**** SUPPLIED PASSAGE
Answer:
Approximately [tex]281.25\; \rm m[/tex]. (Assuming that the drag on this ball is negligible, and that [tex]g = 10\; \rm m \cdot s^{-2}[/tex].)
Explanation:
Assume that the drag (air friction) on this ball is negligible. Motion of this ball during the descent:
The horizontal velocity of this ball is constant during the descent. The horizontal distance that the ball has travelled during the descent is also given: [tex]x(\text{horizontal}) = 30\; \rm m[/tex]. Combine these two quantities to find the duration of this descent:
[tex]\begin{aligned}t &= \frac{x(\text{horizontal})}{v(\text{horizontal})} \\ &= \frac{30\; \rm m}{4\; \rm m \cdot s^{-1}} = 7.5\; \rm s\end{aligned}[/tex].
In other words, the ball in this question start at a vertical velocity of [tex]u = 0\; \rm m \cdot s^{-1}[/tex], accelerated downwards at [tex]g = 10\; \rm m \cdot s^{-2}[/tex], and reached the ground after [tex]t = 7.5\; \rm s[/tex].
********
#### AIM OF THE TASK
List every distinct numerical value with a unit that appears in the projectile-motion solution, one per line.
**** MATERIAL SHOWN
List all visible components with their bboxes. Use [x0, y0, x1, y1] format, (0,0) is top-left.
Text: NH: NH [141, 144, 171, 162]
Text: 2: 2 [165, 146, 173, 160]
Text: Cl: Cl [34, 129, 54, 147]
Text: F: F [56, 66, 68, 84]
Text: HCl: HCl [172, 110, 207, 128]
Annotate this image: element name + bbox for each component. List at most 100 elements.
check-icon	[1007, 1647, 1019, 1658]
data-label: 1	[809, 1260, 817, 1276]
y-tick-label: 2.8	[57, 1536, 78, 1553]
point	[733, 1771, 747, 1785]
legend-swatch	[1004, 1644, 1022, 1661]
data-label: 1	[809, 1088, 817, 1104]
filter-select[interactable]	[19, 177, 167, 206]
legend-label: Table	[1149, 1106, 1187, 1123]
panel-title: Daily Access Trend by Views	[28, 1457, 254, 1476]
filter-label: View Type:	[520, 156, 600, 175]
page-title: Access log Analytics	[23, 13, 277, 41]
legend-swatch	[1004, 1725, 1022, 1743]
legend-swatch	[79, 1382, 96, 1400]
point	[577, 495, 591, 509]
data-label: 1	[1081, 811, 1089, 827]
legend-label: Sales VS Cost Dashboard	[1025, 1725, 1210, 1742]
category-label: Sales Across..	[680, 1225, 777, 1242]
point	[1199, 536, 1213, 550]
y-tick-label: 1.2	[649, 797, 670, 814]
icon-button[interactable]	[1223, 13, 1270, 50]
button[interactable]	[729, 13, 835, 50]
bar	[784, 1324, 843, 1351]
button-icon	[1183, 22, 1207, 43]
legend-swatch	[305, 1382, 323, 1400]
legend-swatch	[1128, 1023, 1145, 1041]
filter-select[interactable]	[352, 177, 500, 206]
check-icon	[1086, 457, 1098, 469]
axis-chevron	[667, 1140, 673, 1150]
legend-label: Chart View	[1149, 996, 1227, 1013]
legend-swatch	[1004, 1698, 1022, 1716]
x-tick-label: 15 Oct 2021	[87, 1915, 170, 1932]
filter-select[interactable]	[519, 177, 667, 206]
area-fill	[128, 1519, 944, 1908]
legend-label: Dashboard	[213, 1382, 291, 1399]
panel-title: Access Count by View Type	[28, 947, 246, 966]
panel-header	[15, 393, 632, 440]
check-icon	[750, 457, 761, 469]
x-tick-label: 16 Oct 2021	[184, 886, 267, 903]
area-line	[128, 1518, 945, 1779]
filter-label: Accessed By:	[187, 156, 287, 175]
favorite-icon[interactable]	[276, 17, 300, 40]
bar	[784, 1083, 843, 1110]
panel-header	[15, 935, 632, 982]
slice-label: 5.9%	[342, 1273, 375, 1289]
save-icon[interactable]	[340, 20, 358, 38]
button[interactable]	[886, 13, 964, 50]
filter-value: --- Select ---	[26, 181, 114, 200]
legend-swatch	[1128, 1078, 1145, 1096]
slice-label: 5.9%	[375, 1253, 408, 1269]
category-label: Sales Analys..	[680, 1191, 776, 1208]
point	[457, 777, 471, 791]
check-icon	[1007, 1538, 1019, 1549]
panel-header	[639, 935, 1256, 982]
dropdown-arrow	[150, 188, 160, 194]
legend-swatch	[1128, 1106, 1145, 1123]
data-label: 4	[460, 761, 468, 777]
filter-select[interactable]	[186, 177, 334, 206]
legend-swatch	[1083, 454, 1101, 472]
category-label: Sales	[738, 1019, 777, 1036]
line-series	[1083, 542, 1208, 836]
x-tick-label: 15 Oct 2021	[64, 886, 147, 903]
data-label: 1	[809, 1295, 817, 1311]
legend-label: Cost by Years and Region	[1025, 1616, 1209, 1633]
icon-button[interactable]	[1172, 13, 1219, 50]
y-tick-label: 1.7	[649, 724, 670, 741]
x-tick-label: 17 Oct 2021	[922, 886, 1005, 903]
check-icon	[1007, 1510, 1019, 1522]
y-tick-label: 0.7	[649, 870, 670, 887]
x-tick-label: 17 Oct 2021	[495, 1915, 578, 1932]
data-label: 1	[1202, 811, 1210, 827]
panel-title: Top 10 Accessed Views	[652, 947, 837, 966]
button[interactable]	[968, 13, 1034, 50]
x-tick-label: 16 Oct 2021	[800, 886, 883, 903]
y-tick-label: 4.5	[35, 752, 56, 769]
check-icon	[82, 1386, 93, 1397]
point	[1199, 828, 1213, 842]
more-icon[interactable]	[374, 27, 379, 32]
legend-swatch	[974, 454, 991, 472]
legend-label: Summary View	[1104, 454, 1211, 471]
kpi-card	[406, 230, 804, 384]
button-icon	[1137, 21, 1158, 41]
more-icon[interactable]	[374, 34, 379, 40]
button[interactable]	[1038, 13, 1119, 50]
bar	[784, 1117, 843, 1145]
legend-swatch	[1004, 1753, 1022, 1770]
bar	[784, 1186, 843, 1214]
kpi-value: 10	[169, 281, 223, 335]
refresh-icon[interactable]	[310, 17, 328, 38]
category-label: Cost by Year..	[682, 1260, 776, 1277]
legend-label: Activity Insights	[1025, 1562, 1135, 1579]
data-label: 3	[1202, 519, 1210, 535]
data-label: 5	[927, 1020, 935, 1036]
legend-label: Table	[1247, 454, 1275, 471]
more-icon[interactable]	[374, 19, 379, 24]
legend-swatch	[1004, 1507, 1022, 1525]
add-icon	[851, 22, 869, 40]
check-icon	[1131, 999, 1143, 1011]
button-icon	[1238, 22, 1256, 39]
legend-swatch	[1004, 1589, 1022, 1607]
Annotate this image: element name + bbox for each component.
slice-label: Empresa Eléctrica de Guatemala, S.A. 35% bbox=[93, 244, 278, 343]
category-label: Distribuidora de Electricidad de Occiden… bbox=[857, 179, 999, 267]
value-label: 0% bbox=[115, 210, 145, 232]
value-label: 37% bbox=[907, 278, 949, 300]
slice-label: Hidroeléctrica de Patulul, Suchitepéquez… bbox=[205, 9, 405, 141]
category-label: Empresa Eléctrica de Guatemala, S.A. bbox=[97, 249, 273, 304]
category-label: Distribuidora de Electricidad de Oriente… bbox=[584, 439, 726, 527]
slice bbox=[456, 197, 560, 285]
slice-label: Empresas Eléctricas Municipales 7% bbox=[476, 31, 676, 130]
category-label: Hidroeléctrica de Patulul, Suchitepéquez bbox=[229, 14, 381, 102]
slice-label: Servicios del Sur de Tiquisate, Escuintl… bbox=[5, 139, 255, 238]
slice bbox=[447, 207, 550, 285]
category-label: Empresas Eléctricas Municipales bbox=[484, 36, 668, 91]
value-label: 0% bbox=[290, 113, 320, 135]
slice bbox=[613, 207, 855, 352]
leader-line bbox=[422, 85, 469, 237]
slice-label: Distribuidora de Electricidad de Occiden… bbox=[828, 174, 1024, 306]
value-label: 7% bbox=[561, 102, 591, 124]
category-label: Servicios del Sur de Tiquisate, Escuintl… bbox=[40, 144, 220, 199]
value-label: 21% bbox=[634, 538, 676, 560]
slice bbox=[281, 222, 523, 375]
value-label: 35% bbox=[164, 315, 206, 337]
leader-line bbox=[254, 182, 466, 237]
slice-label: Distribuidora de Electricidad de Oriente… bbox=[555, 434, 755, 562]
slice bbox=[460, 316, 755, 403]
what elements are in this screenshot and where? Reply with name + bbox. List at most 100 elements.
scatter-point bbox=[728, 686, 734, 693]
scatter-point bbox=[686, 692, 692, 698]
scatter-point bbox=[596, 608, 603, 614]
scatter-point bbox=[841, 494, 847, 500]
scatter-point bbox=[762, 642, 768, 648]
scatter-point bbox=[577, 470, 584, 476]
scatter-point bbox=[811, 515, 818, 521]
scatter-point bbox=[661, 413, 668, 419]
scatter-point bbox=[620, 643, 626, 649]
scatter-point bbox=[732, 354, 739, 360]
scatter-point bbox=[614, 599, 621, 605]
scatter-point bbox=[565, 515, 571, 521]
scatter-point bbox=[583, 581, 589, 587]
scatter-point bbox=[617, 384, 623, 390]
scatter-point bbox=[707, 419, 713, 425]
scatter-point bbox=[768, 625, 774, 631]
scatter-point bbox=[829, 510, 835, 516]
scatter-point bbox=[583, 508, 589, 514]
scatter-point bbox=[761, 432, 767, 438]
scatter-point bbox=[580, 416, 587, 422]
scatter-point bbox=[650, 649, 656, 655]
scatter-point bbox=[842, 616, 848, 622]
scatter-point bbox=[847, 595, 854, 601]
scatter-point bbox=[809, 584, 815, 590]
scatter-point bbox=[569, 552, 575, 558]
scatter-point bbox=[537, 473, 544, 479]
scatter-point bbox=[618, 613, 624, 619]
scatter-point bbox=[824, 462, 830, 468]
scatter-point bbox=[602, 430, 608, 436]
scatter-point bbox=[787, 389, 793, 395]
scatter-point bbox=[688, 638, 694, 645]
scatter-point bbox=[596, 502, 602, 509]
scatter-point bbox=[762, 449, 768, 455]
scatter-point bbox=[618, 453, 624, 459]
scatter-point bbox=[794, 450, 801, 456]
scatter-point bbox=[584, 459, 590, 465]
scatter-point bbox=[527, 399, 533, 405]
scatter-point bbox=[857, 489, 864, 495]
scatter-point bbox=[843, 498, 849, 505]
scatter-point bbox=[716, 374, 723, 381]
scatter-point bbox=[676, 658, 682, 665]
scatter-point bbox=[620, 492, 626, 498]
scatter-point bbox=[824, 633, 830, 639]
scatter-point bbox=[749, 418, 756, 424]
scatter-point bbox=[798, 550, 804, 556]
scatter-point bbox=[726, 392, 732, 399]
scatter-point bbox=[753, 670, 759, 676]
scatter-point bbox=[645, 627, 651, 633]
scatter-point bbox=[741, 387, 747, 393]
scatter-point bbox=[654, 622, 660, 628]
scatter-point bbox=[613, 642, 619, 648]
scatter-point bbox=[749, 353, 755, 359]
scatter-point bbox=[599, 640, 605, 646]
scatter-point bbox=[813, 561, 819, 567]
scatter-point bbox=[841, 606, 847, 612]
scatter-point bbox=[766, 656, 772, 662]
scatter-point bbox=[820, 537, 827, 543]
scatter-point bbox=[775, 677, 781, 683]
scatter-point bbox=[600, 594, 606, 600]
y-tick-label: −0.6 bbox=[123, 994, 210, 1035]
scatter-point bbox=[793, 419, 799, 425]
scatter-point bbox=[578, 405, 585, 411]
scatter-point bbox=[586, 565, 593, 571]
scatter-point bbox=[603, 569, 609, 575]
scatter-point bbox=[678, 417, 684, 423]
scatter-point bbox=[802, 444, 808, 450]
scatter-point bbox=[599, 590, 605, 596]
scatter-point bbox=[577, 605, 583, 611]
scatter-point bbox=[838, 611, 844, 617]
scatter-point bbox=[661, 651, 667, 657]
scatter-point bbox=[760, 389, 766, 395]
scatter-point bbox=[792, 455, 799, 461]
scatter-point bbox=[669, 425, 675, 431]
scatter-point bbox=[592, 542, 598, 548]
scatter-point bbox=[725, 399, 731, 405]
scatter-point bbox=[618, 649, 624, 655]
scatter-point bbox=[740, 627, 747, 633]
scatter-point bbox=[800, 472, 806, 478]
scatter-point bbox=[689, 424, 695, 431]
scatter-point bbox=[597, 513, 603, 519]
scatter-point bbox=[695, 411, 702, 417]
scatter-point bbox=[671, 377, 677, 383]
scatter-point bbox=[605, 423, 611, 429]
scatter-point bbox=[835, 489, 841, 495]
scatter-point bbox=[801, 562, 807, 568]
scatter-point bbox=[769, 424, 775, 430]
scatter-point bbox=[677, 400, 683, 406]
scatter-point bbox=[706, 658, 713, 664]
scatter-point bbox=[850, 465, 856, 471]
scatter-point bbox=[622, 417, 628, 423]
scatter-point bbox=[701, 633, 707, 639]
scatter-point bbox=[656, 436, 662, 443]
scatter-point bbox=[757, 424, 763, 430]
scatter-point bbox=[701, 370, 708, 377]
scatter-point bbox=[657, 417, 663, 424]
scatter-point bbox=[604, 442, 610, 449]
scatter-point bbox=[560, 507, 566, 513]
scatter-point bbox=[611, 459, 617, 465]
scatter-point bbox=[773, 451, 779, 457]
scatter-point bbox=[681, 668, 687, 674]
********
#### RESPONSE AREA
281.25 m
10 m·s⁻²
30 m
4 m·s⁻¹
7.5 s
0 m·s⁻¹